━━━━━ Entries shown
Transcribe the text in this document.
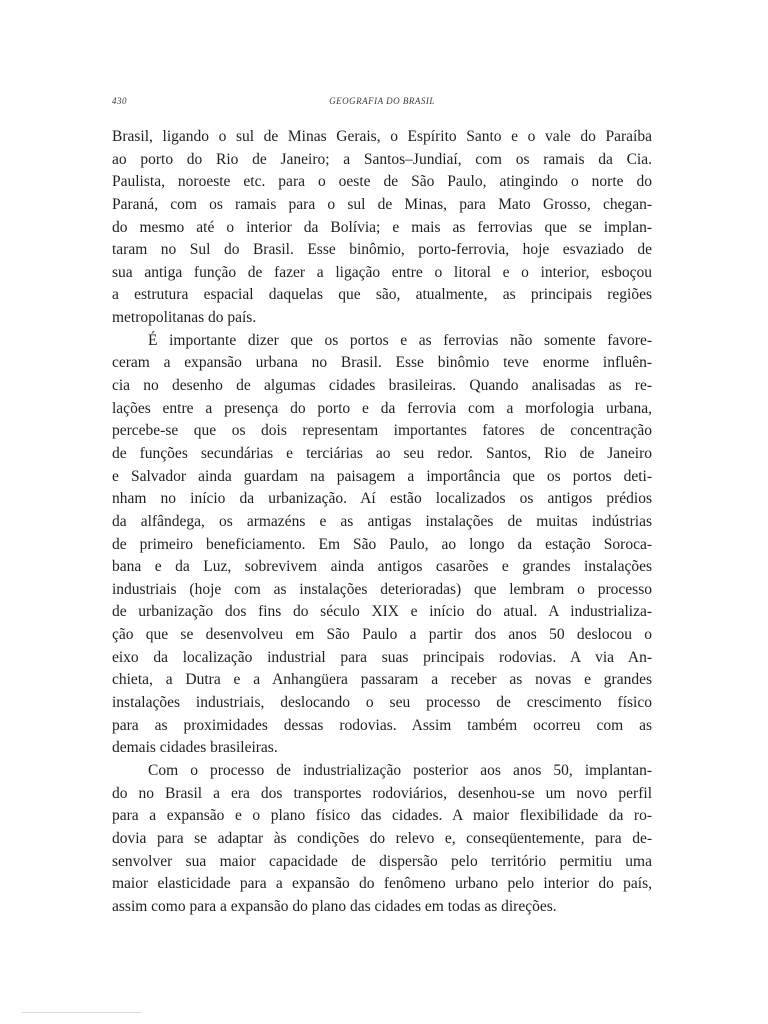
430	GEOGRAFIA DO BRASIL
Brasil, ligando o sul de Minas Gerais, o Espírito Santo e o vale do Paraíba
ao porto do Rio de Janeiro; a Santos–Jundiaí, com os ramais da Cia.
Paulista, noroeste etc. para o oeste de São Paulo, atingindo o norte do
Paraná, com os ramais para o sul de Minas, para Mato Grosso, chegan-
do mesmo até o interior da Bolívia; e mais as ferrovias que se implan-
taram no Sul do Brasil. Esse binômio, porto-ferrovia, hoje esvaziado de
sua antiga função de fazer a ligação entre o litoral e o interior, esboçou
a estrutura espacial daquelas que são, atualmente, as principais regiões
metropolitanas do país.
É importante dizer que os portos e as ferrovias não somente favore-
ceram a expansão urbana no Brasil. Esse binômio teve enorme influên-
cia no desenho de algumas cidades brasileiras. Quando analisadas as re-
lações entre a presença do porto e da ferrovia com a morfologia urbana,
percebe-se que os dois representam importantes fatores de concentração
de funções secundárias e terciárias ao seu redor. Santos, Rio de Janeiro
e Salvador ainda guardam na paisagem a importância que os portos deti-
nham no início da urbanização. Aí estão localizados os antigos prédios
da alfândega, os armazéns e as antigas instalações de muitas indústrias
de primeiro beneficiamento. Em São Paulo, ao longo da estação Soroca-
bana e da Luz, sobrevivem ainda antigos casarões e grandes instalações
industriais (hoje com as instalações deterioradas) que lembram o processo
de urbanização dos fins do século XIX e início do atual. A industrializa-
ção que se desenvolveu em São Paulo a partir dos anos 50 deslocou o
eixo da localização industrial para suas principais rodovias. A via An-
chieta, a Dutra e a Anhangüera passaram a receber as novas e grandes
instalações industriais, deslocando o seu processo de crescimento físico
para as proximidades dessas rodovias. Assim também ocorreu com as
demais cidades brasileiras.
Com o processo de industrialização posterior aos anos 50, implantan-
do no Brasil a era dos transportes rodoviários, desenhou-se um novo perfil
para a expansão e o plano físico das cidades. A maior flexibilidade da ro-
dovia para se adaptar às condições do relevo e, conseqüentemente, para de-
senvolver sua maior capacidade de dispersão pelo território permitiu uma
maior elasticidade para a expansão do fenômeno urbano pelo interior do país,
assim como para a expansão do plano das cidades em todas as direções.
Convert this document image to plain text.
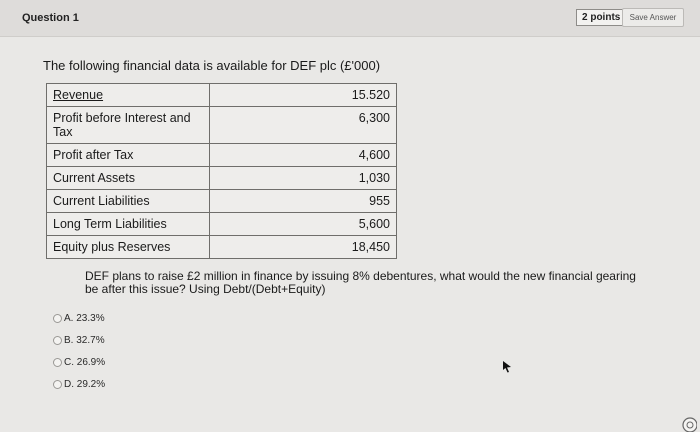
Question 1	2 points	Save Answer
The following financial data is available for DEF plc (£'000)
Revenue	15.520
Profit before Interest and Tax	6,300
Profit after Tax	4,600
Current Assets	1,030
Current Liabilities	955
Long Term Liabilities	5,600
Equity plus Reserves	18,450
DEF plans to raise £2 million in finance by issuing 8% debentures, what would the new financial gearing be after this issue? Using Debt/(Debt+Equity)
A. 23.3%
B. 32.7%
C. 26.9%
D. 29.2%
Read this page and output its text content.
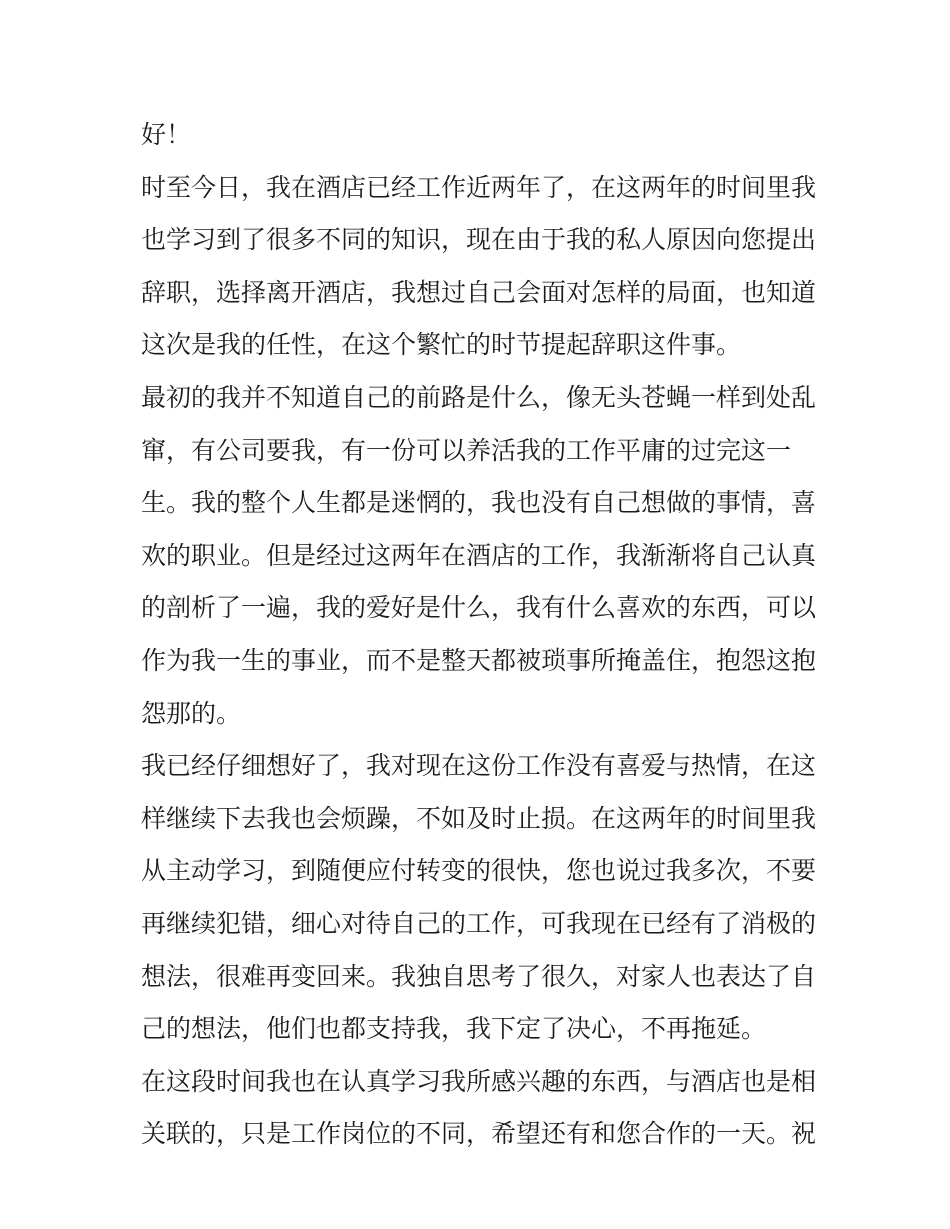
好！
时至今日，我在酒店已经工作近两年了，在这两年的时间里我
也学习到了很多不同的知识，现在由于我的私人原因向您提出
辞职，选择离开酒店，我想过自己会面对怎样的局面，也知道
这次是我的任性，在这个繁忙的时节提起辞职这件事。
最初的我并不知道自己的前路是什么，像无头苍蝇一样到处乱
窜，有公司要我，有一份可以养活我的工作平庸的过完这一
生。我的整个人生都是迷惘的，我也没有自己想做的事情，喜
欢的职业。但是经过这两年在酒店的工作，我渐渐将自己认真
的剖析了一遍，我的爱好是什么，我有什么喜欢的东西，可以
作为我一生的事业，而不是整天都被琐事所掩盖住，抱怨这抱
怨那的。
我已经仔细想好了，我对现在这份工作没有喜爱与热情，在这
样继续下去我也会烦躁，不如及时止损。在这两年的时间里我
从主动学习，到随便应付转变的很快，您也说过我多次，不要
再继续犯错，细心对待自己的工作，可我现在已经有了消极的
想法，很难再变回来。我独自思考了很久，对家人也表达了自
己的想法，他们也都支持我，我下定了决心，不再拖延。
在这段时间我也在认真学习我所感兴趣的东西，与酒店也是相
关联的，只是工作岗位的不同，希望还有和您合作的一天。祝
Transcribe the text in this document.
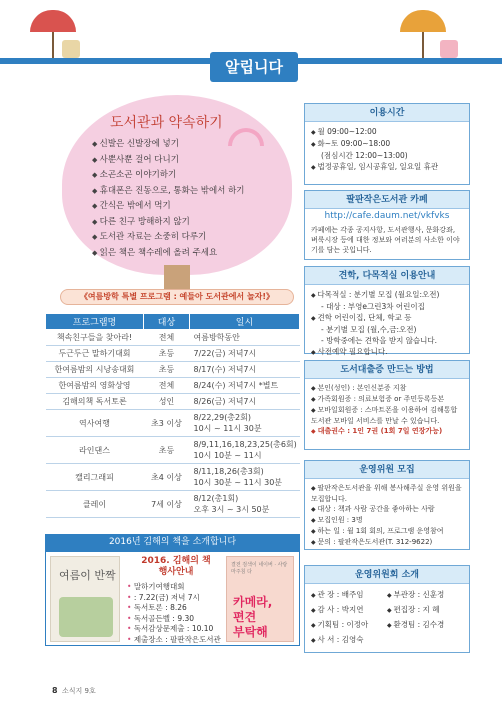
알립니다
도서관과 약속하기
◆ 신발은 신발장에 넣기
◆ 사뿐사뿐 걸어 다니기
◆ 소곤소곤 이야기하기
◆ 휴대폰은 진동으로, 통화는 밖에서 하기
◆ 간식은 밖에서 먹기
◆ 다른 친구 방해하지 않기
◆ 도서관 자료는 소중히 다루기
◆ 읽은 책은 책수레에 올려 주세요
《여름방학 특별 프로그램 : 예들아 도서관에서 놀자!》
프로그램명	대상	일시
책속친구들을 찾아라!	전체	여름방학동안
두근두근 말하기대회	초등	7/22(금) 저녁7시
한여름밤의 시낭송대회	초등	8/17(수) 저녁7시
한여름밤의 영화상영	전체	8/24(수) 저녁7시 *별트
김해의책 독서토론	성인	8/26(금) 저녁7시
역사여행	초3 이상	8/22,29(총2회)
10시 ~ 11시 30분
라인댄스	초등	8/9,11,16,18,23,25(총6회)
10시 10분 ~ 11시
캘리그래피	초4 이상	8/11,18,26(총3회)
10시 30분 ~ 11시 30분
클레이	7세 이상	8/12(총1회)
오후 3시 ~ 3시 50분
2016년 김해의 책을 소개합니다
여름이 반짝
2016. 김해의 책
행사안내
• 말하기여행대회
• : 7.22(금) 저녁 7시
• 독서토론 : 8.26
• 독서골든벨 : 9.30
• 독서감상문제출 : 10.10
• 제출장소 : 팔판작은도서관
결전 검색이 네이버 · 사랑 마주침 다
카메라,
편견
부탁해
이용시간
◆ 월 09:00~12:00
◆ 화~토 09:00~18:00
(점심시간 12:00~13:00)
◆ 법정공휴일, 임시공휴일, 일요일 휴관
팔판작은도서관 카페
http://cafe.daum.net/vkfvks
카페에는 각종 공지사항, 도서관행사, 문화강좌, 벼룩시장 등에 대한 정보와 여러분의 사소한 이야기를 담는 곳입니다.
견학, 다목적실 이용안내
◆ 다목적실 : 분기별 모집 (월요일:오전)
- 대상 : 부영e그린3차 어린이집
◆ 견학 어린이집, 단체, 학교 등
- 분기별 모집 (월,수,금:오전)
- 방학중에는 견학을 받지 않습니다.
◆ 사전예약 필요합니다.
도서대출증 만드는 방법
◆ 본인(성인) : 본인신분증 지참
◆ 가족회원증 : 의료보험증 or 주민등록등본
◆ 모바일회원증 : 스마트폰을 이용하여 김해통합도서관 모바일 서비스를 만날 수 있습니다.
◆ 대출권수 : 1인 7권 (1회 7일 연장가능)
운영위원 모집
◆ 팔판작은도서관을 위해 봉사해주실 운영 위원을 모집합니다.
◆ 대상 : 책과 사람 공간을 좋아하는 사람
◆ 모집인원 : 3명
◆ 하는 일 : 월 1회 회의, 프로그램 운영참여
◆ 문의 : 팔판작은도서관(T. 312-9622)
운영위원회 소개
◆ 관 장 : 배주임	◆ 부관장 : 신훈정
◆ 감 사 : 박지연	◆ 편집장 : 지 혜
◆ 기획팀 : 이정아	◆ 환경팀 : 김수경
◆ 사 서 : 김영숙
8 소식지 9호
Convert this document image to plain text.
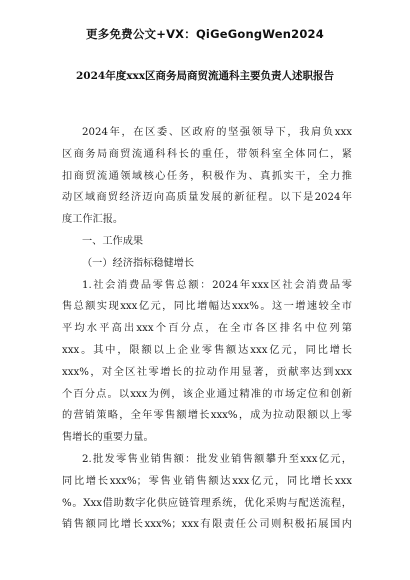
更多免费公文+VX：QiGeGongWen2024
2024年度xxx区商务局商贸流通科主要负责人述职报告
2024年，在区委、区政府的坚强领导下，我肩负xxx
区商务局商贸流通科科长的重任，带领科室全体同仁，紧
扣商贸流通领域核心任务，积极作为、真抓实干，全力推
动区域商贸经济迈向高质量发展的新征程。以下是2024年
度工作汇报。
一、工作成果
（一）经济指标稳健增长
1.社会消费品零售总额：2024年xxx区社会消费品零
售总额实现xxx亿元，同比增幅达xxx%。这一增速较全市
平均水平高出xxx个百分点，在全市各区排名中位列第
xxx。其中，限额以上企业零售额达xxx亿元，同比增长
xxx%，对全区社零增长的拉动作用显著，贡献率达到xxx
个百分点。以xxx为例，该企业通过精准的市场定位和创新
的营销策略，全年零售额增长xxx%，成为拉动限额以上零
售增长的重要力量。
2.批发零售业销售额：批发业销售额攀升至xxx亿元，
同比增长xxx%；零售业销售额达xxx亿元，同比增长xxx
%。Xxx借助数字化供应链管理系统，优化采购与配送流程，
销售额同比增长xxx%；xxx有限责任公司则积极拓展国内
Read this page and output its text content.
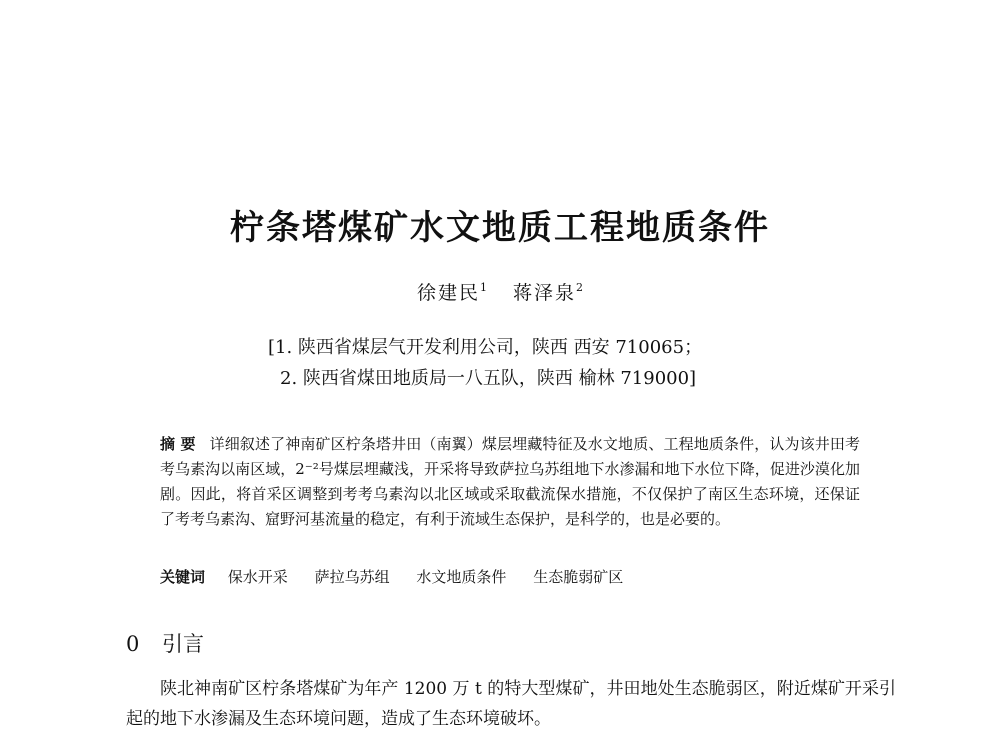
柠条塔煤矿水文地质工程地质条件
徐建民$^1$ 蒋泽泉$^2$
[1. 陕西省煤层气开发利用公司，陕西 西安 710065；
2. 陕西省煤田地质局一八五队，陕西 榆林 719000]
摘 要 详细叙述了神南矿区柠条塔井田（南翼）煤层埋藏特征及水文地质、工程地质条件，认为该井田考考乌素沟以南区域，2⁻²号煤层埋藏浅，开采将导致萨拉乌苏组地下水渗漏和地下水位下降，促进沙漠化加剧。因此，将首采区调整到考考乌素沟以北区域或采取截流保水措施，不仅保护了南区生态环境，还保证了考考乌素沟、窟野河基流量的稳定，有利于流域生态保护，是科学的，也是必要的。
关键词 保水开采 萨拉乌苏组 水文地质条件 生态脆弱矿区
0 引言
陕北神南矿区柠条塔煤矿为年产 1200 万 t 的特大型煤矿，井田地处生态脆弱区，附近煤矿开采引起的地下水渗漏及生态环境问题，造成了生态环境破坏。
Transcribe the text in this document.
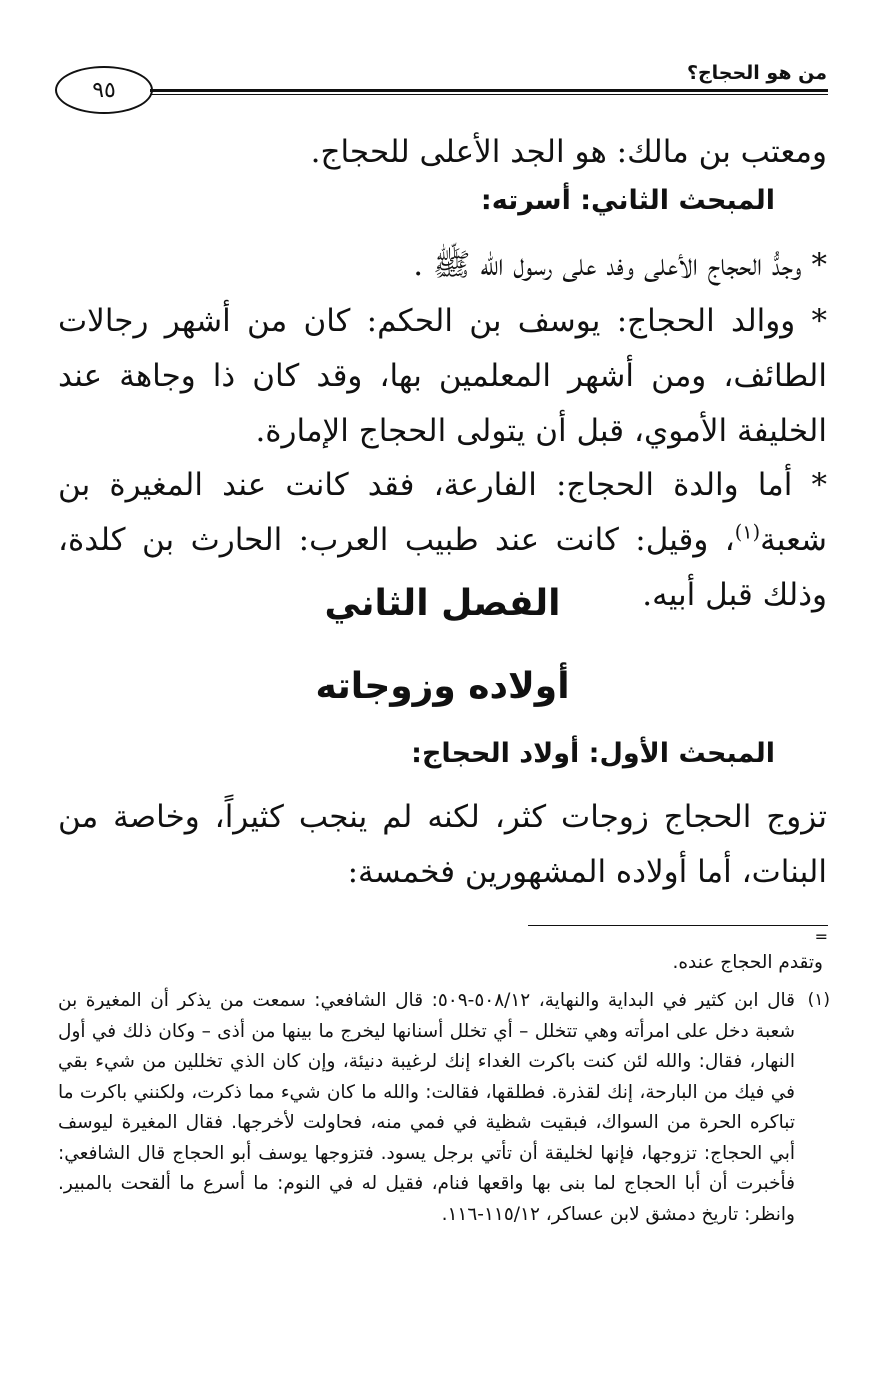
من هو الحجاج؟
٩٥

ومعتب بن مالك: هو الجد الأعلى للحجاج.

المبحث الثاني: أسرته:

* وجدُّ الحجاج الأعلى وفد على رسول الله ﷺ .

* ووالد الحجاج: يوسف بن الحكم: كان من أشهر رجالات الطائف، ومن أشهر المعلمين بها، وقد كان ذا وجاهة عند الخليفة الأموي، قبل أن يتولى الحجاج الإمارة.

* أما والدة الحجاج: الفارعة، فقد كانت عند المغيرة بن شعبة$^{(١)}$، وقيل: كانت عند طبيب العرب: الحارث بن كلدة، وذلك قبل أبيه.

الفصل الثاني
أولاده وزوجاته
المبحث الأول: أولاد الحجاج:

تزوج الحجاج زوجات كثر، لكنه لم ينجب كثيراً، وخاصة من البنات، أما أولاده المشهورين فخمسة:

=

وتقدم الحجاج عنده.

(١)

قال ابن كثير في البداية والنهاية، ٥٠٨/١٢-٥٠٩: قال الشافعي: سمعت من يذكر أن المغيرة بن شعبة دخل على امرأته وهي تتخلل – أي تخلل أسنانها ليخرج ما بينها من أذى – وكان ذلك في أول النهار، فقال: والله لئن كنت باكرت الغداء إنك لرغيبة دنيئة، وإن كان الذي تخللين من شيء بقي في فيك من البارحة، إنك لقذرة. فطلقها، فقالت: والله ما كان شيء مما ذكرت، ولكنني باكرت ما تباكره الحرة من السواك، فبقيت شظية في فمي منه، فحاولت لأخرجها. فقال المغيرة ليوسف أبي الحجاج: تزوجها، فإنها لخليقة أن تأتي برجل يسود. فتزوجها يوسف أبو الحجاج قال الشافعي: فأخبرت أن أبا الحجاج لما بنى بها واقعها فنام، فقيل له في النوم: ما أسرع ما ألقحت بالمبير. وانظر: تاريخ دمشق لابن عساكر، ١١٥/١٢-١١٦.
━━━━━━━━━━
> [Task description]: Copy all lines from the data that hold the word "urbanização".

> [Written solution]:
nham no início da urbanização. Aí estão localizados os antigos prédios
de urbanização dos fins do século XIX e início do atual. A industrializa-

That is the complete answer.